- [Given task] Work out the number of lines containing "plus". Answer with nothing but that number.

━━━━━ Material supplied ━━━━━

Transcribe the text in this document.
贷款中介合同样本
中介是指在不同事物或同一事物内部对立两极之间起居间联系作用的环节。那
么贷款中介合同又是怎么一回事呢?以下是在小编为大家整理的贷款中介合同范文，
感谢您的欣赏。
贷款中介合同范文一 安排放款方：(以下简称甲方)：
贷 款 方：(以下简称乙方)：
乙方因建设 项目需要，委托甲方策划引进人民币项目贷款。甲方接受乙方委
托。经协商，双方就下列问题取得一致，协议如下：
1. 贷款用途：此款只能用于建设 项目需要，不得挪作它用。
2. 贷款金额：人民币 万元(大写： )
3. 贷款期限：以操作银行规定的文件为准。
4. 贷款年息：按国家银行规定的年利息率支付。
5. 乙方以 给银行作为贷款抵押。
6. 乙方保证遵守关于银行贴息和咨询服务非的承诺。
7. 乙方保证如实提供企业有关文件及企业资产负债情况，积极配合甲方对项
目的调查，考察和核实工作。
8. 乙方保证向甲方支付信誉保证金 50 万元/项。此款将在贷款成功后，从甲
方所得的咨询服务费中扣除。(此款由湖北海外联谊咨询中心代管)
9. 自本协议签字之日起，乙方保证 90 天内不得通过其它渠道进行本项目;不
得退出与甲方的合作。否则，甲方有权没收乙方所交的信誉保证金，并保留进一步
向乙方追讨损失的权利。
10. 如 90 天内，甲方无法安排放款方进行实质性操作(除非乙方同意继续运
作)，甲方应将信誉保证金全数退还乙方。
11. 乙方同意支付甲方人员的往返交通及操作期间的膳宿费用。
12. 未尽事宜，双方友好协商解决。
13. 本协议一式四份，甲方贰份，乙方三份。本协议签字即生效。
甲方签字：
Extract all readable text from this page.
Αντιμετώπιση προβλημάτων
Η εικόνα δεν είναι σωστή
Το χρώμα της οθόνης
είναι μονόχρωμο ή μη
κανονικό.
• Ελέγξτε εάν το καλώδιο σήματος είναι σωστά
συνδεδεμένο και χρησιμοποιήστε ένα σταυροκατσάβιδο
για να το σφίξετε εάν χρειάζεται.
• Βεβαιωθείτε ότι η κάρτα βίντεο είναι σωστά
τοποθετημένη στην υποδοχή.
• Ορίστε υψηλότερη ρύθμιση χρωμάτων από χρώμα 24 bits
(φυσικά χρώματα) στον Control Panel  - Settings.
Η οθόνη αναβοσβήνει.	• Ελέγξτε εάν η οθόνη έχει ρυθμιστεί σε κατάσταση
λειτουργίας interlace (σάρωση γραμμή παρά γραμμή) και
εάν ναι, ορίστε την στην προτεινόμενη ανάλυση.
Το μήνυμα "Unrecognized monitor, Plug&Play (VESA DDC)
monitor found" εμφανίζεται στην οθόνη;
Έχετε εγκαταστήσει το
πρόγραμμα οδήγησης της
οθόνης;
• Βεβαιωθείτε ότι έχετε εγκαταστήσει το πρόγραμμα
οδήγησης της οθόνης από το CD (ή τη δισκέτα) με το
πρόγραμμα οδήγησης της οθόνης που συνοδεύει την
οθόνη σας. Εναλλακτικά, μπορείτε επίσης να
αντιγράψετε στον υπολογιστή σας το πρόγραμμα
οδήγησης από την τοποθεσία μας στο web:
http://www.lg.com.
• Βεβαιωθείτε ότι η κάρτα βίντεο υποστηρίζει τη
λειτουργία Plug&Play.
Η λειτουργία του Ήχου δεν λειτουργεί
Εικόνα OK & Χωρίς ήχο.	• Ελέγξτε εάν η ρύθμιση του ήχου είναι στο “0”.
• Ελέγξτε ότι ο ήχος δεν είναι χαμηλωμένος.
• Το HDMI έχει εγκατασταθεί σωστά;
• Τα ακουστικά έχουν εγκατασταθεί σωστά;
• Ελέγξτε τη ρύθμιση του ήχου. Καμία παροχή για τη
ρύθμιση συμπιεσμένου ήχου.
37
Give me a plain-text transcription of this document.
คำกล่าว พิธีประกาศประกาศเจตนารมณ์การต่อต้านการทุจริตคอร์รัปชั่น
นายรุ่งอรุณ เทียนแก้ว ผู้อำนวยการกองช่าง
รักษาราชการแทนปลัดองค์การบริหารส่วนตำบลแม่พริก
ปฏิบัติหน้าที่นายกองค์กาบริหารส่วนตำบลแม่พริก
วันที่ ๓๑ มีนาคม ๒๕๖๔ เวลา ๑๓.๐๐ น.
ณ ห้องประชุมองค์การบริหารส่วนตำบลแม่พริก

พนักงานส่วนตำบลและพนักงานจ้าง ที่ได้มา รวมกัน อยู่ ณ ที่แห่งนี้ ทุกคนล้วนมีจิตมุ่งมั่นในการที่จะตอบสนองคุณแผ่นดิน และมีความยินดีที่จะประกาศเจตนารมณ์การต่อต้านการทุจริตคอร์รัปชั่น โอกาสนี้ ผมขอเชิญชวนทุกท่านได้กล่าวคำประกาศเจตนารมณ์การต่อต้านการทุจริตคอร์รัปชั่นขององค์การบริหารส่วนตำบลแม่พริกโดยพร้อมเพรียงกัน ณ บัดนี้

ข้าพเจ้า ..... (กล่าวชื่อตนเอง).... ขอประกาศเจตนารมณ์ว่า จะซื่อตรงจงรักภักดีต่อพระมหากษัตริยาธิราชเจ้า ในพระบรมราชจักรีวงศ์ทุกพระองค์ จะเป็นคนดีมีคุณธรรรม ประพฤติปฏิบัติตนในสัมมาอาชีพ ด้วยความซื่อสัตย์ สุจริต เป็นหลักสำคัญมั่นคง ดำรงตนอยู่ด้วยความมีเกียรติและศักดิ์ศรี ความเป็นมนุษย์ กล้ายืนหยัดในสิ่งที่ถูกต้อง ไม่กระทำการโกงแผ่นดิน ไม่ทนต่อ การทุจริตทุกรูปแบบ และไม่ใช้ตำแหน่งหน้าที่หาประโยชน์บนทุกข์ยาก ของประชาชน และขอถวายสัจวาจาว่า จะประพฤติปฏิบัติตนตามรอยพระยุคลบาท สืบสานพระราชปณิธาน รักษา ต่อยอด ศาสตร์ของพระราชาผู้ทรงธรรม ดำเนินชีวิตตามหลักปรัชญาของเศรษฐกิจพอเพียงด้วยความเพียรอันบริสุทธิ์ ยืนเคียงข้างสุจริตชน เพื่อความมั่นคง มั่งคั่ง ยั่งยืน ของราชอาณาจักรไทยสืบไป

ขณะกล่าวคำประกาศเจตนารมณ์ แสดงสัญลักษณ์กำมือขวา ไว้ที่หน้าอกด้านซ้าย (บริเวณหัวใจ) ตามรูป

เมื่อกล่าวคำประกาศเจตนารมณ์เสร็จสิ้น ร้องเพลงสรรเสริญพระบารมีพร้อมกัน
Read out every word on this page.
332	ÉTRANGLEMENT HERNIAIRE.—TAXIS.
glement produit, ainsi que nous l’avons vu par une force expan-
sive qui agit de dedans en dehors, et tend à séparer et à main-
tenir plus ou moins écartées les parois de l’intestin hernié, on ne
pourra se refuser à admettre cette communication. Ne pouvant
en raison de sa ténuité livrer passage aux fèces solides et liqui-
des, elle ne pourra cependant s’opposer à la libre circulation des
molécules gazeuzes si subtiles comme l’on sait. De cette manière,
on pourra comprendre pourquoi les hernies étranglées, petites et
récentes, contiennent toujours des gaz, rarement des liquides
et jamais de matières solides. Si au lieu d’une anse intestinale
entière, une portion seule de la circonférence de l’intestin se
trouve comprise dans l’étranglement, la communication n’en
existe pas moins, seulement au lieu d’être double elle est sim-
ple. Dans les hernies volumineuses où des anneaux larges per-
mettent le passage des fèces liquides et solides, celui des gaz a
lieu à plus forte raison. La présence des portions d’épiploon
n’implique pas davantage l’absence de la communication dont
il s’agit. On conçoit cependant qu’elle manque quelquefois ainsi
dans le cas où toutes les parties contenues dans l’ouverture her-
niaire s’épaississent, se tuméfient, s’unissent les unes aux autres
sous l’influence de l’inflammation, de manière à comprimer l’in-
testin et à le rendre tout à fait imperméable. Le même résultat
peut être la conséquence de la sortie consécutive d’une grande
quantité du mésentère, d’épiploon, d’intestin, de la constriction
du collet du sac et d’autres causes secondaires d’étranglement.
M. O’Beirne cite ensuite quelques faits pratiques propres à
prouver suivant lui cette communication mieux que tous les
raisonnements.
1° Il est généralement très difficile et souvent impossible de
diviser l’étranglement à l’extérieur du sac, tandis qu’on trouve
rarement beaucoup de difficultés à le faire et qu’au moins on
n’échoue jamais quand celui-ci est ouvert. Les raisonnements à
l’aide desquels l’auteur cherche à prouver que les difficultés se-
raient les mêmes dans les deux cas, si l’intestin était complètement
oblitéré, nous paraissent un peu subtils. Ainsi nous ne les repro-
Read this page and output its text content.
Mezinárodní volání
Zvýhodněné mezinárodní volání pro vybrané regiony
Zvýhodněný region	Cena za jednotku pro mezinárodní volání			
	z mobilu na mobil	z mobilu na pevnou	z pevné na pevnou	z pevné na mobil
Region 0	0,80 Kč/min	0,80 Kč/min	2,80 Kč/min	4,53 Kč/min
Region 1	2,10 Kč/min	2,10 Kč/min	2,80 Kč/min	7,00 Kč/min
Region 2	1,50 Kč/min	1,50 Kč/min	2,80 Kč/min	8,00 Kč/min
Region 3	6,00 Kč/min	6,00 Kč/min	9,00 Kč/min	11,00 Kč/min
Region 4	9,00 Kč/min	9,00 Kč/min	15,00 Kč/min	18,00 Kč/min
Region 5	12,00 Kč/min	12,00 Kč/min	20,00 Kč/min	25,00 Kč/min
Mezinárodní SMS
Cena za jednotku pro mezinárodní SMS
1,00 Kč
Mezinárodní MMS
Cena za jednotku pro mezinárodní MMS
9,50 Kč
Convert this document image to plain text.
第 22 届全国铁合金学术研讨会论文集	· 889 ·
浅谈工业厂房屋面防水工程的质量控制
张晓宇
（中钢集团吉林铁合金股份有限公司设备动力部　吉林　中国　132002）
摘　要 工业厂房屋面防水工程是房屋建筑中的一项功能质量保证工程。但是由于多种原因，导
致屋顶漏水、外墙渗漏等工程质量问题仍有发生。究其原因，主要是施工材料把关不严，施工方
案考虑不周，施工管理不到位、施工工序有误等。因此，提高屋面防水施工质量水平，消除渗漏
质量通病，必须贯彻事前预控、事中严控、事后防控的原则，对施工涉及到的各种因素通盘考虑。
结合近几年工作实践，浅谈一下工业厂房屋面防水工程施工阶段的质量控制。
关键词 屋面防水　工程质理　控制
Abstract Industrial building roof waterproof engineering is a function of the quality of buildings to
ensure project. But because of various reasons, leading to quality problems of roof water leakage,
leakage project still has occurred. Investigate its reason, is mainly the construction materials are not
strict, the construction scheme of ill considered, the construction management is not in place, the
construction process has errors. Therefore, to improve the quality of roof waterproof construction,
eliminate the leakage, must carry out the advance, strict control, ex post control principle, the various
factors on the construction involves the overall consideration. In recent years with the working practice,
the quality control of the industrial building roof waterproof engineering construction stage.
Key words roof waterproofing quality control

━━━━━

- [Solution to the exercise] 2